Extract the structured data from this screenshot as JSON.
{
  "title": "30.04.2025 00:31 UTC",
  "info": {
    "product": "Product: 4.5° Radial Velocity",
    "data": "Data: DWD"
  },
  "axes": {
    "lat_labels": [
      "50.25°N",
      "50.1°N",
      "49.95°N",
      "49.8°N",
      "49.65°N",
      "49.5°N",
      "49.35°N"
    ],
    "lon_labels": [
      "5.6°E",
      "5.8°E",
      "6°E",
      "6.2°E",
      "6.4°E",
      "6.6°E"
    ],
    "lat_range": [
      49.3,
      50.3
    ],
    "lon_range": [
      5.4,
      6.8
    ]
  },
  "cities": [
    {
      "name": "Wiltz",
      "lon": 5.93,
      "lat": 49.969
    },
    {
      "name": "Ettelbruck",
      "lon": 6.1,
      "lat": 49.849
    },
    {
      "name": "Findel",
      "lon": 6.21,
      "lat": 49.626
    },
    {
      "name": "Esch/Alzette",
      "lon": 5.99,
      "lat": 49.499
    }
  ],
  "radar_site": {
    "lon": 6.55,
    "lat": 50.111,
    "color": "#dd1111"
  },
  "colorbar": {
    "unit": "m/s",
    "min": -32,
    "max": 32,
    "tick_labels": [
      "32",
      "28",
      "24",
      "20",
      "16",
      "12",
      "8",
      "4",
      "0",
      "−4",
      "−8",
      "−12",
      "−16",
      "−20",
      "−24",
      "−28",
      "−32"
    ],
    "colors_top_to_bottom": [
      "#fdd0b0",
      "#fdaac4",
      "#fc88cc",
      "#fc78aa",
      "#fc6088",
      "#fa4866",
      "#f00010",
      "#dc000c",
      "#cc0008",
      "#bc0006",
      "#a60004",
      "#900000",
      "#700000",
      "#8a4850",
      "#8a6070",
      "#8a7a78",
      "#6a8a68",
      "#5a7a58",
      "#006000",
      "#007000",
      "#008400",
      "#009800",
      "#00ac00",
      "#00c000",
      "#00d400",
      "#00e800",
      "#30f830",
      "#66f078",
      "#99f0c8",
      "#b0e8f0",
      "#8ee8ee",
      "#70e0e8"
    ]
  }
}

_Stated problem_
Make an exact copy of the material above.

_Exercise result_
Extract the structured data from this screenshot as JSON.
{
  "title": "30.04.2025 00:31 UTC",
  "info": {
    "product": "Product: 4.5° Radial Velocity",
    "data": "Data: DWD"
  },
  "axes": {
    "lat_labels": [
      "50.25°N",
      "50.1°N",
      "49.95°N",
      "49.8°N",
      "49.65°N",
      "49.5°N",
      "49.35°N"
    ],
    "lon_labels": [
      "5.6°E",
      "5.8°E",
      "6°E",
      "6.2°E",
      "6.4°E",
      "6.6°E"
    ],
    "lat_range": [
      49.3,
      50.3
    ],
    "lon_range": [
      5.4,
      6.8
    ]
  },
  "cities": [
    {
      "name": "Wiltz",
      "lon": 5.93,
      "lat": 49.969
    },
    {
      "name": "Ettelbruck",
      "lon": 6.1,
      "lat": 49.849
    },
    {
      "name": "Findel",
      "lon": 6.21,
      "lat": 49.626
    },
    {
      "name": "Esch/Alzette",
      "lon": 5.99,
      "lat": 49.499
    }
  ],
  "radar_site": {
    "lon": 6.55,
    "lat": 50.111,
    "color": "#dd1111"
  },
  "colorbar": {
    "unit": "m/s",
    "min": -32,
    "max": 32,
    "tick_labels": [
      "32",
      "28",
      "24",
      "20",
      "16",
      "12",
      "8",
      "4",
      "0",
      "−4",
      "−8",
      "−12",
      "−16",
      "−20",
      "−24",
      "−28",
      "−32"
    ],
    "colors_top_to_bottom": [
      "#fdd0b0",
      "#fdaac4",
      "#fc88cc",
      "#fc78aa",
      "#fc6088",
      "#fa4866",
      "#f00010",
      "#dc000c",
      "#cc0008",
      "#bc0006",
      "#a60004",
      "#900000",
      "#700000",
      "#8a4850",
      "#8a6070",
      "#8a7a78",
      "#6a8a68",
      "#5a7a58",
      "#006000",
      "#007000",
      "#008400",
      "#009800",
      "#00ac00",
      "#00c000",
      "#00d400",
      "#00e800",
      "#30f830",
      "#66f078",
      "#99f0c8",
      "#b0e8f0",
      "#8ee8ee",
      "#70e0e8"
    ]
  }
}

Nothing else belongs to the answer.